◆ **What is required**
Go through the listing and pick out each line with the word "image" in it.

◆ **Listing**
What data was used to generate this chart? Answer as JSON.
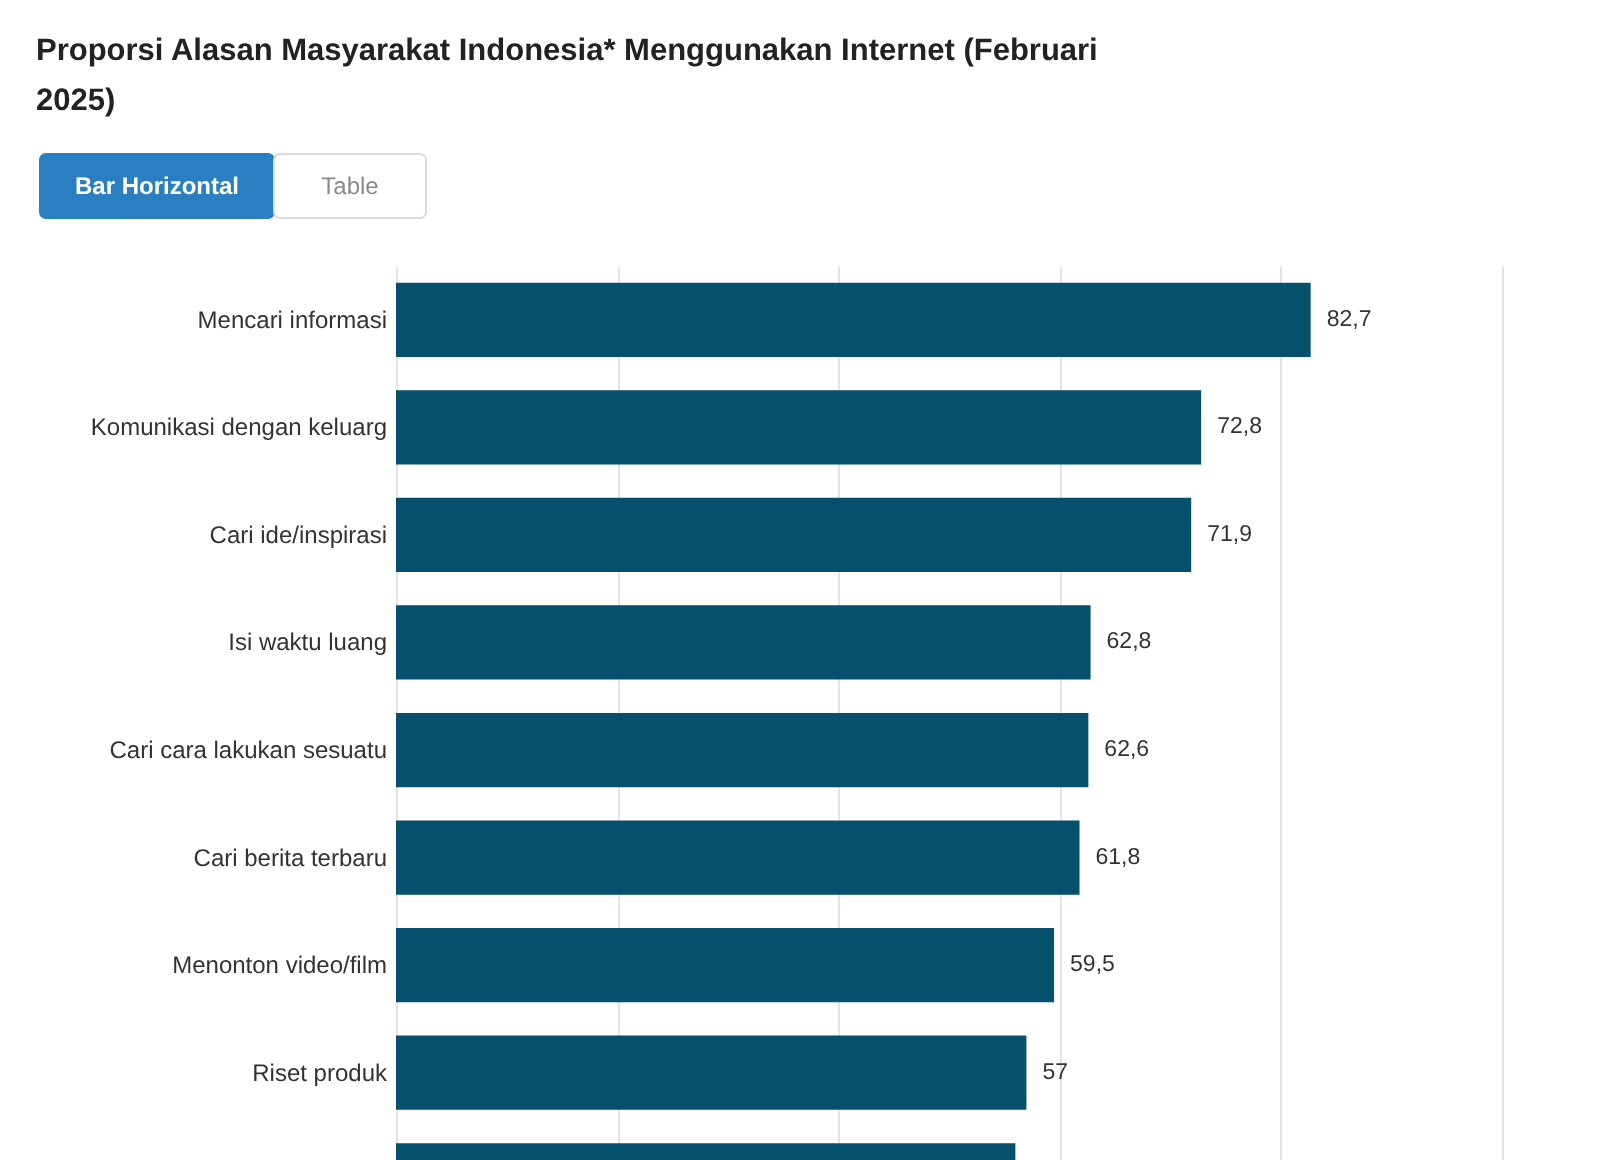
{
  "chart_data": {
    "type": "bar",
    "orientation": "horizontal",
    "title": "Proporsi Alasan Masyarakat Indonesia* Menggunakan Internet (Februari 2025)",
    "annotations": [
      "Bar Horizontal",
      "Table"
    ],
    "categories": [
      "Mencari informasi",
      "Komunikasi dengan keluarg",
      "Cari ide/inspirasi",
      "Isi waktu luang",
      "Cari cara lakukan sesuatu",
      "Cari berita terbaru",
      "Menonton video/film",
      "Riset produk",
      null
    ],
    "values": [
      82.7,
      72.8,
      71.9,
      62.8,
      62.6,
      61.8,
      59.5,
      57,
      56
    ],
    "value_labels": [
      "82,7",
      "72,8",
      "71,9",
      "62,8",
      "62,6",
      "61,8",
      "59,5",
      "57",
      null
    ],
    "color": "#05506c",
    "xlim": [
      0,
      100
    ],
    "xticks": [
      {
        "value": 0,
        "label": null
      },
      {
        "value": 20,
        "label": null
      },
      {
        "value": 40,
        "label": null
      },
      {
        "value": 60,
        "label": null
      },
      {
        "value": 80,
        "label": null
      },
      {
        "value": 100,
        "label": null
      }
    ],
    "grid": "x",
    "tick_labels": "y"
  }
}
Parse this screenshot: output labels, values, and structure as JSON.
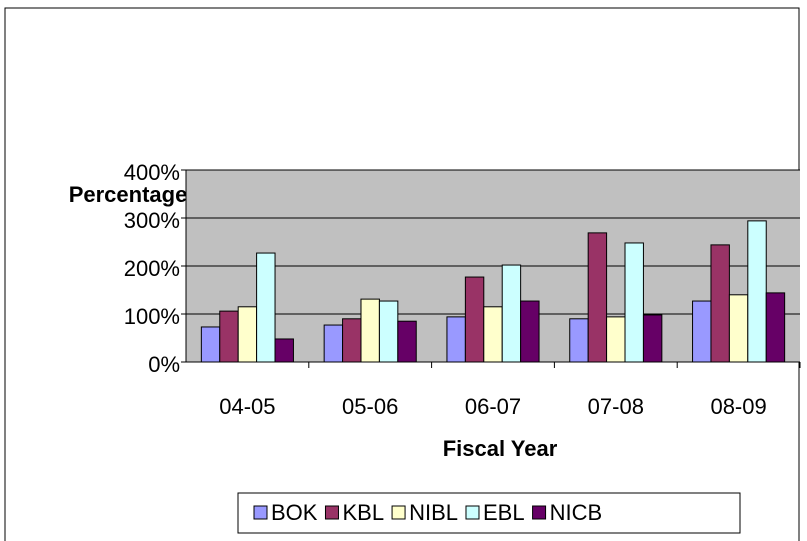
{
  "chart_data": {
    "type": "bar",
    "x_label": "Fiscal Year",
    "y_label": "Percentage",
    "categories": [
      "04-05",
      "05-06",
      "06-07",
      "07-08",
      "08-09"
    ],
    "series": [
      {
        "name": "BOK",
        "color": "#9999ff",
        "values": [
          73,
          77,
          94,
          90,
          127
        ]
      },
      {
        "name": "KBL",
        "color": "#993366",
        "values": [
          106,
          90,
          177,
          269,
          244
        ]
      },
      {
        "name": "NIBL",
        "color": "#ffffcc",
        "values": [
          115,
          131,
          115,
          94,
          140
        ]
      },
      {
        "name": "EBL",
        "color": "#ccffff",
        "values": [
          227,
          127,
          202,
          248,
          294
        ]
      },
      {
        "name": "NICB",
        "color": "#660066",
        "values": [
          48,
          85,
          127,
          98,
          144
        ]
      }
    ],
    "ylim": [
      0,
      400
    ],
    "yticks": [
      {
        "value": 0,
        "label": "0%"
      },
      {
        "value": 100,
        "label": "100%"
      },
      {
        "value": 200,
        "label": "200%"
      },
      {
        "value": 300,
        "label": "300%"
      },
      {
        "value": 400,
        "label": "400%"
      }
    ],
    "grid": true,
    "legend": "bottom"
  }
}
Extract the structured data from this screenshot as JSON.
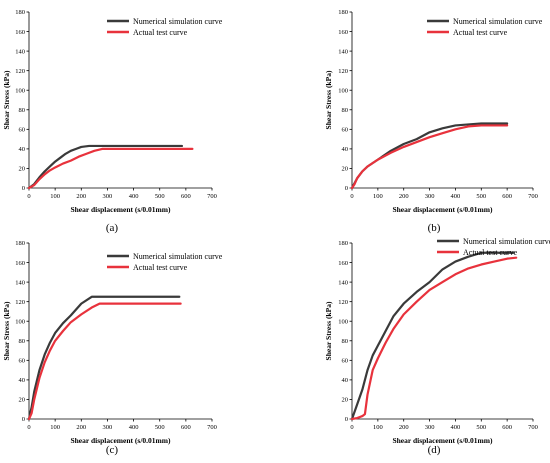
{
  "colors": {
    "numerical": "#3a3a3a",
    "actual": "#e8323c"
  },
  "chart_data": [
    {
      "id": "a",
      "type": "line",
      "panel_label": "(a)",
      "xlabel": "Shear displacement (s/0.01mm)",
      "ylabel": "Shear Stress (kPa)",
      "xlim": [
        0,
        700
      ],
      "ylim": [
        0,
        180
      ],
      "xticks": [
        0,
        100,
        200,
        300,
        400,
        500,
        600,
        700
      ],
      "yticks": [
        0,
        20,
        40,
        60,
        80,
        100,
        120,
        140,
        160,
        180
      ],
      "legend_position": "top-right",
      "series": [
        {
          "name": "Numerical simulation curve",
          "color": "#3a3a3a",
          "x": [
            0,
            20,
            40,
            60,
            80,
            100,
            120,
            140,
            160,
            180,
            200,
            230,
            260,
            300,
            400,
            500,
            585
          ],
          "y": [
            0,
            4,
            11,
            17,
            22,
            27,
            31,
            35,
            38,
            40,
            42,
            43,
            43,
            43,
            43,
            43,
            43
          ]
        },
        {
          "name": "Actual test curve",
          "color": "#e8323c",
          "x": [
            0,
            20,
            40,
            60,
            80,
            100,
            130,
            160,
            190,
            220,
            250,
            280,
            300,
            400,
            500,
            625
          ],
          "y": [
            0,
            3,
            9,
            14,
            18,
            21,
            25,
            28,
            32,
            35,
            38,
            40,
            40,
            40,
            40,
            40
          ]
        }
      ]
    },
    {
      "id": "b",
      "type": "line",
      "panel_label": "(b)",
      "xlabel": "Shear displacement (s/0.01mm)",
      "ylabel": "Shear Stress (kPa)",
      "xlim": [
        0,
        700
      ],
      "ylim": [
        0,
        180
      ],
      "xticks": [
        0,
        100,
        200,
        300,
        400,
        500,
        600,
        700
      ],
      "yticks": [
        0,
        20,
        40,
        60,
        80,
        100,
        120,
        140,
        160,
        180
      ],
      "legend_position": "top-right",
      "series": [
        {
          "name": "Numerical simulation curve",
          "color": "#3a3a3a",
          "x": [
            0,
            10,
            20,
            40,
            60,
            100,
            150,
            200,
            250,
            300,
            350,
            400,
            450,
            500,
            550,
            600
          ],
          "y": [
            0,
            5,
            10,
            17,
            22,
            29,
            38,
            45,
            50,
            57,
            61,
            64,
            65,
            66,
            66,
            66
          ]
        },
        {
          "name": "Actual test curve",
          "color": "#e8323c",
          "x": [
            0,
            10,
            20,
            40,
            60,
            100,
            150,
            200,
            250,
            300,
            350,
            400,
            450,
            500,
            550,
            600
          ],
          "y": [
            0,
            4,
            10,
            17,
            22,
            29,
            36,
            42,
            47,
            52,
            56,
            60,
            63,
            64,
            64,
            64
          ]
        }
      ]
    },
    {
      "id": "c",
      "type": "line",
      "panel_label": "(c)",
      "xlabel": "Shear displacement (s/0.01mm)",
      "ylabel": "Shear Stress (kPa)",
      "xlim": [
        0,
        700
      ],
      "ylim": [
        0,
        180
      ],
      "xticks": [
        0,
        100,
        200,
        300,
        400,
        500,
        600,
        700
      ],
      "yticks": [
        0,
        20,
        40,
        60,
        80,
        100,
        120,
        140,
        160,
        180
      ],
      "legend_position": "top-right",
      "series": [
        {
          "name": "Numerical simulation curve",
          "color": "#3a3a3a",
          "x": [
            0,
            10,
            20,
            40,
            60,
            80,
            100,
            130,
            160,
            200,
            240,
            260,
            300,
            400,
            500,
            575
          ],
          "y": [
            0,
            12,
            28,
            50,
            66,
            78,
            88,
            98,
            106,
            118,
            125,
            125,
            125,
            125,
            125,
            125
          ]
        },
        {
          "name": "Actual test curve",
          "color": "#e8323c",
          "x": [
            0,
            10,
            20,
            40,
            60,
            80,
            100,
            130,
            160,
            200,
            240,
            270,
            300,
            400,
            500,
            580
          ],
          "y": [
            0,
            6,
            20,
            42,
            58,
            70,
            80,
            90,
            99,
            107,
            114,
            118,
            118,
            118,
            118,
            118
          ]
        }
      ]
    },
    {
      "id": "d",
      "type": "line",
      "panel_label": "(d)",
      "xlabel": "Shear displacement (s/0.01mm)",
      "ylabel": "Shear Stress (kPa)",
      "xlim": [
        0,
        700
      ],
      "ylim": [
        0,
        180
      ],
      "xticks": [
        0,
        100,
        200,
        300,
        400,
        500,
        600,
        700
      ],
      "yticks": [
        0,
        20,
        40,
        60,
        80,
        100,
        120,
        140,
        160,
        180
      ],
      "legend_position": "top-right",
      "series": [
        {
          "name": "Numerical simulation curve",
          "color": "#3a3a3a",
          "x": [
            0,
            20,
            40,
            60,
            80,
            100,
            130,
            160,
            200,
            250,
            300,
            350,
            400,
            450,
            500,
            550,
            600,
            625
          ],
          "y": [
            0,
            15,
            30,
            50,
            65,
            75,
            90,
            105,
            118,
            130,
            140,
            153,
            161,
            166,
            170,
            170,
            170,
            170
          ]
        },
        {
          "name": "Actual test curve",
          "color": "#e8323c",
          "x": [
            0,
            20,
            40,
            50,
            60,
            80,
            100,
            130,
            160,
            200,
            250,
            300,
            350,
            400,
            450,
            500,
            550,
            600,
            635
          ],
          "y": [
            0,
            1,
            3,
            5,
            25,
            50,
            62,
            78,
            92,
            107,
            120,
            132,
            140,
            148,
            154,
            158,
            161,
            164,
            165
          ]
        }
      ]
    }
  ]
}
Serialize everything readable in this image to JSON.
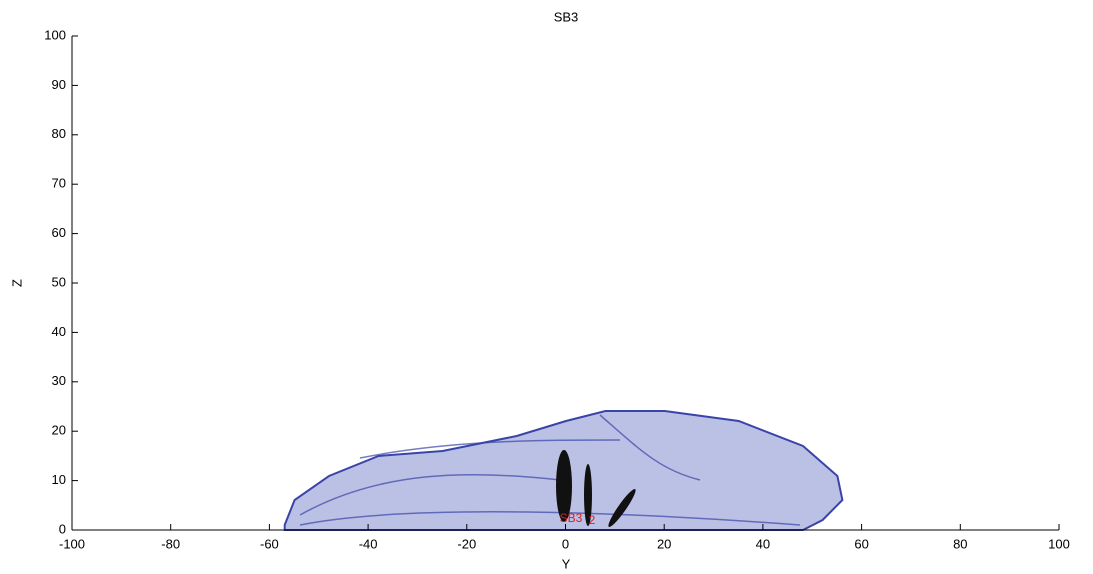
{
  "chart_data": {
    "type": "shape",
    "title": "SB3",
    "x_label": "Y",
    "y_label": "Z",
    "xlim": [
      -100,
      100
    ],
    "xticks": [
      -100,
      -80,
      -60,
      -40,
      -20,
      0,
      20,
      40,
      60,
      80,
      100
    ],
    "ylim": [
      0,
      100
    ],
    "yticks": [
      0,
      10,
      20,
      30,
      40,
      50,
      60,
      70,
      80,
      90,
      100
    ],
    "annotations": [
      "SB3",
      "2"
    ]
  }
}
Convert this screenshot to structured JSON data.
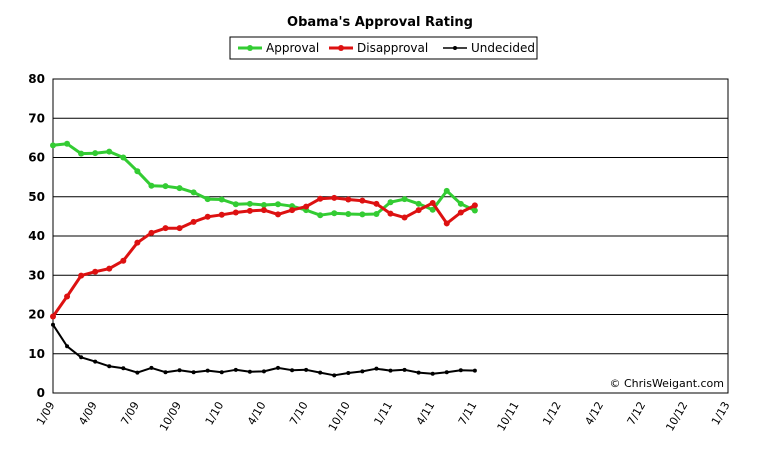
{
  "chart_data": {
    "type": "line",
    "title": "Obama's Approval Rating",
    "ylim": [
      0,
      80
    ],
    "yticks": [
      0,
      10,
      20,
      30,
      40,
      50,
      60,
      70,
      80
    ],
    "x_labels": [
      "1/09",
      "4/09",
      "7/09",
      "10/09",
      "1/10",
      "4/10",
      "7/10",
      "10/10",
      "1/11",
      "4/11",
      "7/11",
      "10/11",
      "1/12",
      "4/12",
      "7/12",
      "10/12",
      "1/13"
    ],
    "grid": "horizontal",
    "legend_position": "top",
    "credit": "© ChrisWeigant.com",
    "series": [
      {
        "name": "Approval",
        "color": "#33cc33",
        "values": [
          63.1,
          63.5,
          61.0,
          61.1,
          61.5,
          60.0,
          56.5,
          52.8,
          52.7,
          52.2,
          51.1,
          49.4,
          49.3,
          48.1,
          48.2,
          47.9,
          48.1,
          47.6,
          46.6,
          45.3,
          45.8,
          45.6,
          45.5,
          45.6,
          48.6,
          49.4,
          48.2,
          46.7,
          51.5,
          48.2,
          46.5
        ]
      },
      {
        "name": "Disapproval",
        "color": "#dd1111",
        "values": [
          19.5,
          24.6,
          29.9,
          30.9,
          31.7,
          33.7,
          38.3,
          40.8,
          42.0,
          42.0,
          43.6,
          44.9,
          45.4,
          46.0,
          46.4,
          46.6,
          45.5,
          46.6,
          47.5,
          49.5,
          49.7,
          49.3,
          49.0,
          48.2,
          45.7,
          44.7,
          46.6,
          48.4,
          43.2,
          46.0,
          47.8
        ]
      },
      {
        "name": "Undecided",
        "color": "#000000",
        "values": [
          17.4,
          11.9,
          9.1,
          8.0,
          6.8,
          6.3,
          5.2,
          6.4,
          5.3,
          5.8,
          5.3,
          5.7,
          5.3,
          5.9,
          5.4,
          5.5,
          6.4,
          5.8,
          5.9,
          5.2,
          4.5,
          5.1,
          5.5,
          6.2,
          5.7,
          5.9,
          5.2,
          4.9,
          5.3,
          5.8,
          5.7
        ]
      }
    ]
  }
}
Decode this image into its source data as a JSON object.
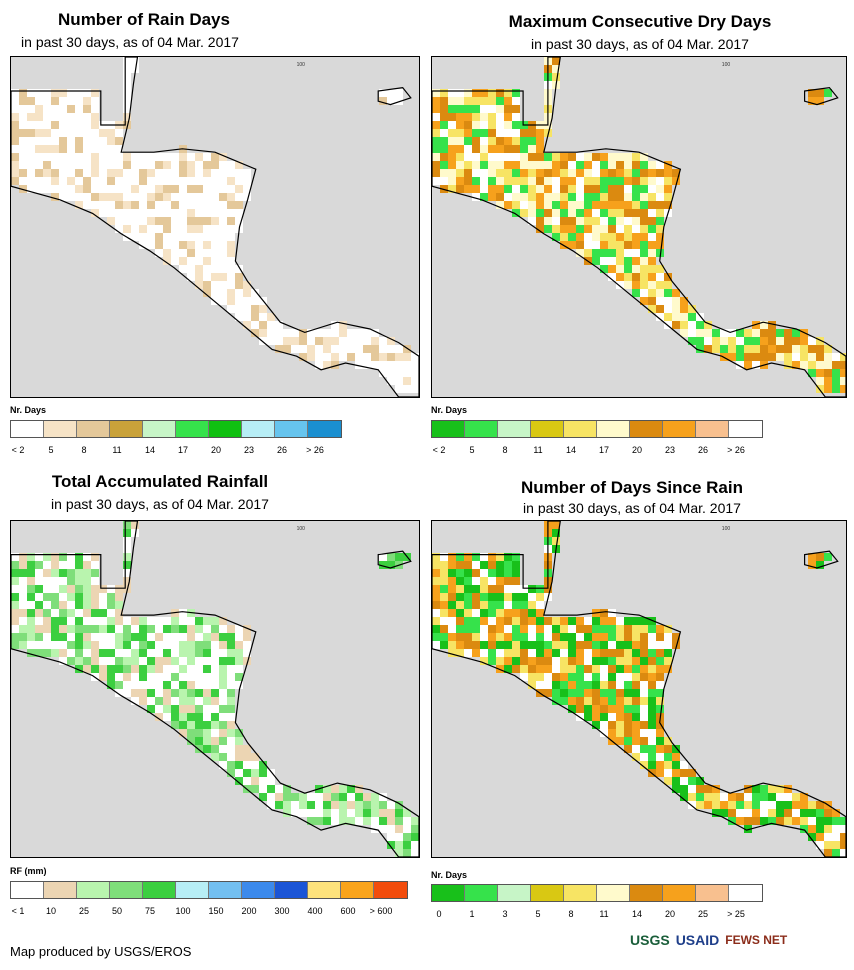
{
  "panels": [
    {
      "title": "Number of Rain Days",
      "subtitle": "in past 30 days, as of 04 Mar. 2017",
      "legend_title": "Nr. Days",
      "legend_colors": [
        "#ffffff",
        "#f6e3c6",
        "#e4c89a",
        "#c9a23a",
        "#c7f5c7",
        "#36e24b",
        "#10c011",
        "#b7eef6",
        "#66c4ee",
        "#1a8fd0"
      ],
      "legend_ticks": [
        "< 2",
        "5",
        "8",
        "11",
        "14",
        "17",
        "20",
        "23",
        "26",
        "> 26"
      ],
      "ocean_label": "100"
    },
    {
      "title": "Maximum Consecutive Dry Days",
      "subtitle": "in past 30 days, as of 04 Mar. 2017",
      "legend_title": "Nr. Days",
      "legend_colors": [
        "#18c01a",
        "#36e24b",
        "#c7f5c7",
        "#d9c813",
        "#f7e464",
        "#fffacc",
        "#db8a10",
        "#f6a11c",
        "#f8c08f",
        "#ffffff"
      ],
      "legend_ticks": [
        "< 2",
        "5",
        "8",
        "11",
        "14",
        "17",
        "20",
        "23",
        "26",
        "> 26"
      ],
      "ocean_label": "100"
    },
    {
      "title": "Total Accumulated Rainfall",
      "subtitle": "in past 30 days, as of 04 Mar. 2017",
      "legend_title": "RF (mm)",
      "legend_colors": [
        "#ffffff",
        "#ecd5b3",
        "#b9f4ae",
        "#7fde7a",
        "#3ccf40",
        "#b7eef6",
        "#73bff0",
        "#3c8aec",
        "#1b55d6",
        "#fde27c",
        "#f9a41c",
        "#f24c0c"
      ],
      "legend_ticks": [
        "< 1",
        "10",
        "25",
        "50",
        "75",
        "100",
        "150",
        "200",
        "300",
        "400",
        "600",
        "> 600"
      ],
      "ocean_label": "100"
    },
    {
      "title": "Number of Days Since Rain",
      "subtitle": "in past 30 days, as of 04 Mar. 2017",
      "legend_title": "Nr. Days",
      "legend_colors": [
        "#18c01a",
        "#36e24b",
        "#c7f5c7",
        "#d9c813",
        "#f7e464",
        "#fffacc",
        "#db8a10",
        "#f6a11c",
        "#f8c08f",
        "#ffffff"
      ],
      "legend_ticks": [
        "0",
        "1",
        "3",
        "5",
        "8",
        "11",
        "14",
        "20",
        "25",
        "> 25"
      ],
      "ocean_label": "100"
    }
  ],
  "footer": "Map produced by USGS/EROS",
  "logos": [
    "USGS",
    "USAID",
    "FEWS NET"
  ]
}
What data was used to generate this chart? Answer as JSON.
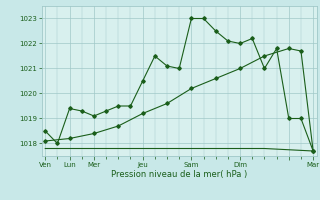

◆ **Output for this task**
Serialize everything readable in this image to JSON.
Decode this image into its source data as a JSON object.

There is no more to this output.